▸ **Provided information**
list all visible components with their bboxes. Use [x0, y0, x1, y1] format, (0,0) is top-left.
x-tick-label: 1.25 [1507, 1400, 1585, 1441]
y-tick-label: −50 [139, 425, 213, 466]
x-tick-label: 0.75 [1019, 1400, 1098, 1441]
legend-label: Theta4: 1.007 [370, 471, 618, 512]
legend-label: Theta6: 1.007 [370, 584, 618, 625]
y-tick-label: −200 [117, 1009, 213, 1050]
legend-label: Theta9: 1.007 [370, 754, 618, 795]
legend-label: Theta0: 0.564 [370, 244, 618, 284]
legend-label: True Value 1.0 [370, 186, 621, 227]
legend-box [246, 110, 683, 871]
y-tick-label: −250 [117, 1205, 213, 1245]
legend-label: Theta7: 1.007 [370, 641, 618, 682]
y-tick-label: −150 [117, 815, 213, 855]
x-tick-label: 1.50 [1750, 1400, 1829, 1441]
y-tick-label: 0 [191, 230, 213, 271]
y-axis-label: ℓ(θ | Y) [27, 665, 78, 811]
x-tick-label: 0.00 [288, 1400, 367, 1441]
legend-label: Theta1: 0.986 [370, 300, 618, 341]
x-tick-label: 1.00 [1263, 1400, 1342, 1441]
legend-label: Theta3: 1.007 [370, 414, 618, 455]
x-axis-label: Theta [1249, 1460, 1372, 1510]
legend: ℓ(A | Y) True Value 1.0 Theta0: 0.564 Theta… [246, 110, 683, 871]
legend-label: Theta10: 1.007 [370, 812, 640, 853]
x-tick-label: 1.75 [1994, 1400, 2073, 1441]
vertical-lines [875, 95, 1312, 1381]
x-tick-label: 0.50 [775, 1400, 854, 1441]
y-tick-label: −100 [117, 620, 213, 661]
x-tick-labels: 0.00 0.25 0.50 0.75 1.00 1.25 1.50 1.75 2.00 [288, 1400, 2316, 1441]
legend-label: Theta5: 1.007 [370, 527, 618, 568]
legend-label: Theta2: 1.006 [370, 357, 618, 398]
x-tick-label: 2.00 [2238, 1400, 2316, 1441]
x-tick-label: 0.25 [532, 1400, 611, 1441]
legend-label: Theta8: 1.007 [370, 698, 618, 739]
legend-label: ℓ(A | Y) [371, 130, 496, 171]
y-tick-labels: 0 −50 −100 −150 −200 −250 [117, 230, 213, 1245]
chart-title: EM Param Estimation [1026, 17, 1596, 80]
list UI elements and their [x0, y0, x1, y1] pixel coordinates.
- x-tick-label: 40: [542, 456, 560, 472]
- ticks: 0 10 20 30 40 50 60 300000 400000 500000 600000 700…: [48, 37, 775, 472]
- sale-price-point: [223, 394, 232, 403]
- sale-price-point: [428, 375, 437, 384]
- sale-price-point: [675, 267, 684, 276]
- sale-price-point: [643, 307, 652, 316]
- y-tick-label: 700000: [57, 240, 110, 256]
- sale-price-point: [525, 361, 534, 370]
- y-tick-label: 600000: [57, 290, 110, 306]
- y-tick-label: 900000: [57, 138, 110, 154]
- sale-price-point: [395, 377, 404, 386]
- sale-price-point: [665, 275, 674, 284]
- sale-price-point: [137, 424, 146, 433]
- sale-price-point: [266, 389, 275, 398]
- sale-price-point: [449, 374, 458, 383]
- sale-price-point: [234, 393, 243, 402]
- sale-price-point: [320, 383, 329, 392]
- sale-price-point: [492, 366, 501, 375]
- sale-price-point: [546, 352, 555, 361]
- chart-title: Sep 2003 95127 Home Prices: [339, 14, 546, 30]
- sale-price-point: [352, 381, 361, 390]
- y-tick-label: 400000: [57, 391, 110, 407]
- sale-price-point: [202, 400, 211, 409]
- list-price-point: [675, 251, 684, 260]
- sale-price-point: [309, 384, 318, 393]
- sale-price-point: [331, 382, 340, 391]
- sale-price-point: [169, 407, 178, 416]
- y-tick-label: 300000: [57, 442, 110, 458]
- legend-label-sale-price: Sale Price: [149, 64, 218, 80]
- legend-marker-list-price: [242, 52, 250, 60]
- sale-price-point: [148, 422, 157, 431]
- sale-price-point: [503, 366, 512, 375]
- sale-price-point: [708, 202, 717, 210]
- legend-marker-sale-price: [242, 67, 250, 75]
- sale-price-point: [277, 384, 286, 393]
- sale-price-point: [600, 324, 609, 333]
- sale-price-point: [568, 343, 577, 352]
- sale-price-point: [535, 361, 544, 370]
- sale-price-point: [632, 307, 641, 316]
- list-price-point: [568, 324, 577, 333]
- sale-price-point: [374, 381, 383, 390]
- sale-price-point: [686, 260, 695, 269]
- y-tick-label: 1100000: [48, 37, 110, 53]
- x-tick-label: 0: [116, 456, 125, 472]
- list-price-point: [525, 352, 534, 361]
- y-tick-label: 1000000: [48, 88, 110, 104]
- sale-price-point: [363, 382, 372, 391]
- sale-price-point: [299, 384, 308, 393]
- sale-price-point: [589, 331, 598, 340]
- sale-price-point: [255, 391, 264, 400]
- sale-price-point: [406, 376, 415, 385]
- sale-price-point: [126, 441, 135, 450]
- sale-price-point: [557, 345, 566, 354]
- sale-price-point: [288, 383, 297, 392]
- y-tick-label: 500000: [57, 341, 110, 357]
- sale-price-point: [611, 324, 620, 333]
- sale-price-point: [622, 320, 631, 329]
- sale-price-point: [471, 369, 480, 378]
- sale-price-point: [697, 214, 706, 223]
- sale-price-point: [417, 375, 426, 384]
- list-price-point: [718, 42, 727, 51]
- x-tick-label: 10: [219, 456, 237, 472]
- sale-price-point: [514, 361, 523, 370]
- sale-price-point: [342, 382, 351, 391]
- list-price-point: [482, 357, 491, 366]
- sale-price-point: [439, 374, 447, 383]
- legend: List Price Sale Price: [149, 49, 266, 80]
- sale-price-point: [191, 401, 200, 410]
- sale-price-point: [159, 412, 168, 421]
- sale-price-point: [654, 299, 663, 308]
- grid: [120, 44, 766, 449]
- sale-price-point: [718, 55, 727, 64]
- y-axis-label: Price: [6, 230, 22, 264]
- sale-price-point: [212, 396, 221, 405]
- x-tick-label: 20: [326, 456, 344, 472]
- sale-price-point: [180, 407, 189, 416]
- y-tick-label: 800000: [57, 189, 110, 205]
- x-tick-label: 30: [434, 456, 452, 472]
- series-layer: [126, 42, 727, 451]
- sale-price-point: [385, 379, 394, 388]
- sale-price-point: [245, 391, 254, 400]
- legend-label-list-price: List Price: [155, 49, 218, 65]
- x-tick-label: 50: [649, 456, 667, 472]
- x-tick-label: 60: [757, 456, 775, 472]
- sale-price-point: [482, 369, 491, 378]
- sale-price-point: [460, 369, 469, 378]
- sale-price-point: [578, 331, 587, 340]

▸ **To be done**
Give back each of the records above in full, reproducing every line without changing a single character.

▸ **Answer for the task**
list all visible components with their bboxes. Use [x0, y0, x1, y1] format, (0,0) is top-left.
x-tick-label: 1.25 [1507, 1400, 1585, 1441]
y-tick-label: −50 [139, 425, 213, 466]
x-tick-label: 0.75 [1019, 1400, 1098, 1441]
legend-label: Theta4: 1.007 [370, 471, 618, 512]
legend-label: Theta6: 1.007 [370, 584, 618, 625]
y-tick-label: −200 [117, 1009, 213, 1050]
legend-label: Theta9: 1.007 [370, 754, 618, 795]
legend-label: Theta0: 0.564 [370, 244, 618, 284]
legend-label: True Value 1.0 [370, 186, 621, 227]
legend-box [246, 110, 683, 871]
y-tick-label: −250 [117, 1205, 213, 1245]
legend-label: Theta7: 1.007 [370, 641, 618, 682]
y-tick-label: −150 [117, 815, 213, 855]
x-tick-label: 1.50 [1750, 1400, 1829, 1441]
y-tick-label: 0 [191, 230, 213, 271]
y-axis-label: ℓ(θ | Y) [27, 665, 78, 811]
x-tick-label: 0.00 [288, 1400, 367, 1441]
legend-label: Theta1: 0.986 [370, 300, 618, 341]
x-tick-label: 1.00 [1263, 1400, 1342, 1441]
legend-label: Theta3: 1.007 [370, 414, 618, 455]
x-axis-label: Theta [1249, 1460, 1372, 1510]
legend: ℓ(A | Y) True Value 1.0 Theta0: 0.564 Theta… [246, 110, 683, 871]
legend-label: Theta10: 1.007 [370, 812, 640, 853]
x-tick-label: 1.75 [1994, 1400, 2073, 1441]
vertical-lines [875, 95, 1312, 1381]
x-tick-label: 0.50 [775, 1400, 854, 1441]
y-tick-label: −100 [117, 620, 213, 661]
x-tick-labels: 0.00 0.25 0.50 0.75 1.00 1.25 1.50 1.75 2.00 [288, 1400, 2316, 1441]
legend-label: Theta5: 1.007 [370, 527, 618, 568]
legend-label: Theta2: 1.006 [370, 357, 618, 398]
x-tick-label: 2.00 [2238, 1400, 2316, 1441]
x-tick-label: 0.25 [532, 1400, 611, 1441]
legend-label: Theta8: 1.007 [370, 698, 618, 739]
legend-label: ℓ(A | Y) [371, 130, 496, 171]
y-tick-labels: 0 −50 −100 −150 −200 −250 [117, 230, 213, 1245]
chart-title: EM Param Estimation [1026, 17, 1596, 80]
list UI elements and their [x0, y0, x1, y1] pixel coordinates.
- x-tick-label: 40: [542, 456, 560, 472]
- ticks: 0 10 20 30 40 50 60 300000 400000 500000 600000 700…: [48, 37, 775, 472]
- sale-price-point: [223, 394, 232, 403]
- sale-price-point: [428, 375, 437, 384]
- sale-price-point: [675, 267, 684, 276]
- sale-price-point: [643, 307, 652, 316]
- y-tick-label: 700000: [57, 240, 110, 256]
- sale-price-point: [525, 361, 534, 370]
- y-tick-label: 600000: [57, 290, 110, 306]
- y-tick-label: 900000: [57, 138, 110, 154]
- sale-price-point: [395, 377, 404, 386]
- sale-price-point: [665, 275, 674, 284]
- sale-price-point: [137, 424, 146, 433]
- sale-price-point: [266, 389, 275, 398]
- sale-price-point: [449, 374, 458, 383]
- sale-price-point: [234, 393, 243, 402]
- sale-price-point: [320, 383, 329, 392]
- sale-price-point: [492, 366, 501, 375]
- sale-price-point: [546, 352, 555, 361]
- chart-title: Sep 2003 95127 Home Prices: [339, 14, 546, 30]
- sale-price-point: [352, 381, 361, 390]
- y-tick-label: 400000: [57, 391, 110, 407]
- sale-price-point: [202, 400, 211, 409]
- list-price-point: [675, 251, 684, 260]
- sale-price-point: [309, 384, 318, 393]
- sale-price-point: [331, 382, 340, 391]
- sale-price-point: [169, 407, 178, 416]
- y-tick-label: 300000: [57, 442, 110, 458]
- legend-label-sale-price: Sale Price: [149, 64, 218, 80]
- legend-marker-list-price: [242, 52, 250, 60]
- sale-price-point: [148, 422, 157, 431]
- sale-price-point: [503, 366, 512, 375]
- sale-price-point: [708, 202, 717, 210]
- legend-marker-sale-price: [242, 67, 250, 75]
- sale-price-point: [277, 384, 286, 393]
- sale-price-point: [600, 324, 609, 333]
- sale-price-point: [568, 343, 577, 352]
- sale-price-point: [535, 361, 544, 370]
- sale-price-point: [632, 307, 641, 316]
- list-price-point: [568, 324, 577, 333]
- sale-price-point: [374, 381, 383, 390]
- sale-price-point: [686, 260, 695, 269]
- y-tick-label: 1100000: [48, 37, 110, 53]
- x-tick-label: 0: [116, 456, 125, 472]
- list-price-point: [525, 352, 534, 361]
- y-tick-label: 1000000: [48, 88, 110, 104]
- sale-price-point: [363, 382, 372, 391]
- sale-price-point: [299, 384, 308, 393]
- sale-price-point: [589, 331, 598, 340]
- sale-price-point: [255, 391, 264, 400]
- sale-price-point: [406, 376, 415, 385]
- sale-price-point: [126, 441, 135, 450]
- sale-price-point: [557, 345, 566, 354]
- sale-price-point: [288, 383, 297, 392]
- y-tick-label: 500000: [57, 341, 110, 357]
- sale-price-point: [611, 324, 620, 333]
- sale-price-point: [622, 320, 631, 329]
- sale-price-point: [471, 369, 480, 378]
- sale-price-point: [697, 214, 706, 223]
- sale-price-point: [417, 375, 426, 384]
- list-price-point: [718, 42, 727, 51]
- x-tick-label: 10: [219, 456, 237, 472]
- sale-price-point: [514, 361, 523, 370]
- sale-price-point: [342, 382, 351, 391]
- list-price-point: [482, 357, 491, 366]
- sale-price-point: [439, 374, 447, 383]
- legend: List Price Sale Price: [149, 49, 266, 80]
- sale-price-point: [191, 401, 200, 410]
- sale-price-point: [159, 412, 168, 421]
- sale-price-point: [654, 299, 663, 308]
- grid: [120, 44, 766, 449]
- sale-price-point: [718, 55, 727, 64]
- y-axis-label: Price: [6, 230, 22, 264]
- sale-price-point: [212, 396, 221, 405]
- x-tick-label: 20: [326, 456, 344, 472]
- sale-price-point: [180, 407, 189, 416]
- y-tick-label: 800000: [57, 189, 110, 205]
- x-tick-label: 30: [434, 456, 452, 472]
- series-layer: [126, 42, 727, 451]
- sale-price-point: [385, 379, 394, 388]
- sale-price-point: [245, 391, 254, 400]
- legend-label-list-price: List Price: [155, 49, 218, 65]
- x-tick-label: 50: [649, 456, 667, 472]
- x-tick-label: 60: [757, 456, 775, 472]
- sale-price-point: [482, 369, 491, 378]
- sale-price-point: [460, 369, 469, 378]
- sale-price-point: [578, 331, 587, 340]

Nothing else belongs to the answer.